EXERCISE INSTRUCTIONS: Beginning at the line that contains "Decode this image", reproduce every line to the end of the material without changing any of them.

AVAILABLE RECORDS:

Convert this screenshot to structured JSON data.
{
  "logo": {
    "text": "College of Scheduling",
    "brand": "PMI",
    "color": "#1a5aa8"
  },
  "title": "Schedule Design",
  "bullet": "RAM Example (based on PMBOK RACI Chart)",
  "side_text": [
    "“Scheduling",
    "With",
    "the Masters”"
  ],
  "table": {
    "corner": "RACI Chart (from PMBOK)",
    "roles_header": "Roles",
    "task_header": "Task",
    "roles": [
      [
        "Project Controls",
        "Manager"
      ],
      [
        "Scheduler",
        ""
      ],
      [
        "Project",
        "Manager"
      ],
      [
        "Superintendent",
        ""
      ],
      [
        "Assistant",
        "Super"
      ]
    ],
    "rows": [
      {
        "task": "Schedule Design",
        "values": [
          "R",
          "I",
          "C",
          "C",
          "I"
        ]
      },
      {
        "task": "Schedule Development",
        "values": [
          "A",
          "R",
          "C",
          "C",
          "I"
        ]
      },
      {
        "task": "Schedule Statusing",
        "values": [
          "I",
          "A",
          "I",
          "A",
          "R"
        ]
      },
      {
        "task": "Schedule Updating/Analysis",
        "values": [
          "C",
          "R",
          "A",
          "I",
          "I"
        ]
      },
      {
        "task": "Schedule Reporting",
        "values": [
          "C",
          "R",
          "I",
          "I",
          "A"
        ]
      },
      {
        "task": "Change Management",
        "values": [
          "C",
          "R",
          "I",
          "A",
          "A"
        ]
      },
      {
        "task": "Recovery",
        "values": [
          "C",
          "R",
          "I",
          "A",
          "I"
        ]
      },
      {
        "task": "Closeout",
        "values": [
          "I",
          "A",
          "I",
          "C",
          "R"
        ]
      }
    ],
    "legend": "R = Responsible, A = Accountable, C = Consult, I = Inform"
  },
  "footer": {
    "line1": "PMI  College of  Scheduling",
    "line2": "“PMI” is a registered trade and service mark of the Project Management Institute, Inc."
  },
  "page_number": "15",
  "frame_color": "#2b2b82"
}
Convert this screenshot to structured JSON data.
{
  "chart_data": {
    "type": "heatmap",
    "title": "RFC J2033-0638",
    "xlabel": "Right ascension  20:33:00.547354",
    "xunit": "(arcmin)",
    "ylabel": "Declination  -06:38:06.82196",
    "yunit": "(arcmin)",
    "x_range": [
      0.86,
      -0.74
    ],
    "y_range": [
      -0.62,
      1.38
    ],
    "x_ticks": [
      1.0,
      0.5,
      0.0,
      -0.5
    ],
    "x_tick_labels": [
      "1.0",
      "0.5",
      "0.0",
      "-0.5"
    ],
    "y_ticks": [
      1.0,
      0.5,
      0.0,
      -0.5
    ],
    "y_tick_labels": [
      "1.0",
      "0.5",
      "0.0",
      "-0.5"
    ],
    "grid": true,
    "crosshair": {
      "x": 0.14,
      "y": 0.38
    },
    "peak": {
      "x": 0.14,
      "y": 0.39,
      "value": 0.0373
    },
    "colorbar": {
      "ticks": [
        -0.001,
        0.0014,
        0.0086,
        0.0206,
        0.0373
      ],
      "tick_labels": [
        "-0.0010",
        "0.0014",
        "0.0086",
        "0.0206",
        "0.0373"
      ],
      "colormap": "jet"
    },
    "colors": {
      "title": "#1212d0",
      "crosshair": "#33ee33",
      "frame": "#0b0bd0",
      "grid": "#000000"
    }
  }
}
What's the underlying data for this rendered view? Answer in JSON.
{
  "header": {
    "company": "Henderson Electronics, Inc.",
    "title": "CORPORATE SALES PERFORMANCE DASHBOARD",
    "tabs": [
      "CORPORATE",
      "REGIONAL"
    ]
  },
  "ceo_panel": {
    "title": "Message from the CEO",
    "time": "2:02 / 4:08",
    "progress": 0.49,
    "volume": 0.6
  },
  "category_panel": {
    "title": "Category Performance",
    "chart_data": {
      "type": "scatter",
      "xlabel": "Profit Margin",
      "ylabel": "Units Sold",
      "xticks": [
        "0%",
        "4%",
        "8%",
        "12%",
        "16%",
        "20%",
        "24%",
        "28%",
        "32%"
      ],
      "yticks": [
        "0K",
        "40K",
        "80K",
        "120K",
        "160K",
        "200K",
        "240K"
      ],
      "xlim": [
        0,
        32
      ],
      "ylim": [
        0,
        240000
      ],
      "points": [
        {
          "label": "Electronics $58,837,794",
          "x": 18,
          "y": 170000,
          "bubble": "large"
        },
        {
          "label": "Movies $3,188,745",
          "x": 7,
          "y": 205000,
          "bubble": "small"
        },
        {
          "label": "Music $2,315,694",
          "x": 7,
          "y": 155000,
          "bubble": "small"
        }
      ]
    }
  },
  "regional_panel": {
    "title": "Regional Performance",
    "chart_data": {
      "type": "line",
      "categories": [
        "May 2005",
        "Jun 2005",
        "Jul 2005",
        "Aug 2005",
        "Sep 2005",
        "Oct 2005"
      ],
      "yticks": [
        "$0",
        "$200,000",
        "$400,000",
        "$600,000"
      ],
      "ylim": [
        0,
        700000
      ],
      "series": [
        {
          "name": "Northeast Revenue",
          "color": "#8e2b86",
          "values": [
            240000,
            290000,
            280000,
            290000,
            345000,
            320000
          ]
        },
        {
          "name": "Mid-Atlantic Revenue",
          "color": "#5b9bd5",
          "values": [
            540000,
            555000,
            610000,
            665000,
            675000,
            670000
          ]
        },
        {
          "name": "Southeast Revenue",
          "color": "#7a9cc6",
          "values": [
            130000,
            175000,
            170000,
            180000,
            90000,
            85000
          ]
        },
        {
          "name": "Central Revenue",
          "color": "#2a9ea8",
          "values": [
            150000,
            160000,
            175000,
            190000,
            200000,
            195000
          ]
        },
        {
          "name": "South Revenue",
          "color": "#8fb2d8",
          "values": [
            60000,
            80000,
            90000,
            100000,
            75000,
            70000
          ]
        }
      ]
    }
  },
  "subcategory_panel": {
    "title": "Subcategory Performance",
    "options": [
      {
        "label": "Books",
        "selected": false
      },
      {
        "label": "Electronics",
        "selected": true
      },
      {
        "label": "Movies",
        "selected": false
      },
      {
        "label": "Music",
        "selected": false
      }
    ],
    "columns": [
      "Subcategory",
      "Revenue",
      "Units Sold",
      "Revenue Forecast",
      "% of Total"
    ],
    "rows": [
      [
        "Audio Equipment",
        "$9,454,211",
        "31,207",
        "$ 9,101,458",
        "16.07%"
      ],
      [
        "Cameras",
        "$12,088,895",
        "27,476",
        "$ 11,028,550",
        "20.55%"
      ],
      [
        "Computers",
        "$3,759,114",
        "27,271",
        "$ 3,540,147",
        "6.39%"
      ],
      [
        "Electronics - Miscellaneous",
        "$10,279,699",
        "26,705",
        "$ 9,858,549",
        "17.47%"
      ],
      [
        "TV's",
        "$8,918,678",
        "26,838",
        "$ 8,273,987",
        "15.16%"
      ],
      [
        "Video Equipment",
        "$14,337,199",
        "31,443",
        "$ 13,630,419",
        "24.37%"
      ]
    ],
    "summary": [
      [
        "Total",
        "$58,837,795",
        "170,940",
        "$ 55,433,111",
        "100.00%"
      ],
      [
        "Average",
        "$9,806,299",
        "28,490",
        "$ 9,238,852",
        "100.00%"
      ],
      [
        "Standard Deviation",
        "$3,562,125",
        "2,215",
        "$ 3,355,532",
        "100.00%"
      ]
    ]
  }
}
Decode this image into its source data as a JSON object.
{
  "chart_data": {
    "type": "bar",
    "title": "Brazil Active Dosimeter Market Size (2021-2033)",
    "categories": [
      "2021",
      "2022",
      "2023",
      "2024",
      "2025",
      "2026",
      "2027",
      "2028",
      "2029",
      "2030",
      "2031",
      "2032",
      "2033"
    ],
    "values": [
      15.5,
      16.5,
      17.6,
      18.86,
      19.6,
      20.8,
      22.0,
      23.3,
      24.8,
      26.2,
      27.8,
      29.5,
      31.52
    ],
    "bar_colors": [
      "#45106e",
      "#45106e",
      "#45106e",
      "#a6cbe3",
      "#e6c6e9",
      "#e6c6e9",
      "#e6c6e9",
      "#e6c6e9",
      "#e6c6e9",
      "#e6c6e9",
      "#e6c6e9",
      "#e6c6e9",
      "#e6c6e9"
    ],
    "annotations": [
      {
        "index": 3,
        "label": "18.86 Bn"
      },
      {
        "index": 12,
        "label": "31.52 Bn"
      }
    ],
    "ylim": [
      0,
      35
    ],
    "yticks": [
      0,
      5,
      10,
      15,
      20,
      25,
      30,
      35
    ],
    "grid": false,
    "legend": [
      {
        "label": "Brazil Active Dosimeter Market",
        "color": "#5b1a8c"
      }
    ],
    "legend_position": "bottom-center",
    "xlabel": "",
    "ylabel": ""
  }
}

RESULT FOR THIS TASK:
Decode this image into its source data as a JSON object.
{
  "chart_data": {
    "type": "bar",
    "title": "Brazil Active Dosimeter Market Size (2021-2033)",
    "categories": [
      "2021",
      "2022",
      "2023",
      "2024",
      "2025",
      "2026",
      "2027",
      "2028",
      "2029",
      "2030",
      "2031",
      "2032",
      "2033"
    ],
    "values": [
      15.5,
      16.5,
      17.6,
      18.86,
      19.6,
      20.8,
      22.0,
      23.3,
      24.8,
      26.2,
      27.8,
      29.5,
      31.52
    ],
    "bar_colors": [
      "#45106e",
      "#45106e",
      "#45106e",
      "#a6cbe3",
      "#e6c6e9",
      "#e6c6e9",
      "#e6c6e9",
      "#e6c6e9",
      "#e6c6e9",
      "#e6c6e9",
      "#e6c6e9",
      "#e6c6e9",
      "#e6c6e9"
    ],
    "annotations": [
      {
        "index": 3,
        "label": "18.86 Bn"
      },
      {
        "index": 12,
        "label": "31.52 Bn"
      }
    ],
    "ylim": [
      0,
      35
    ],
    "yticks": [
      0,
      5,
      10,
      15,
      20,
      25,
      30,
      35
    ],
    "grid": false,
    "legend": [
      {
        "label": "Brazil Active Dosimeter Market",
        "color": "#5b1a8c"
      }
    ],
    "legend_position": "bottom-center",
    "xlabel": "",
    "ylabel": ""
  }
}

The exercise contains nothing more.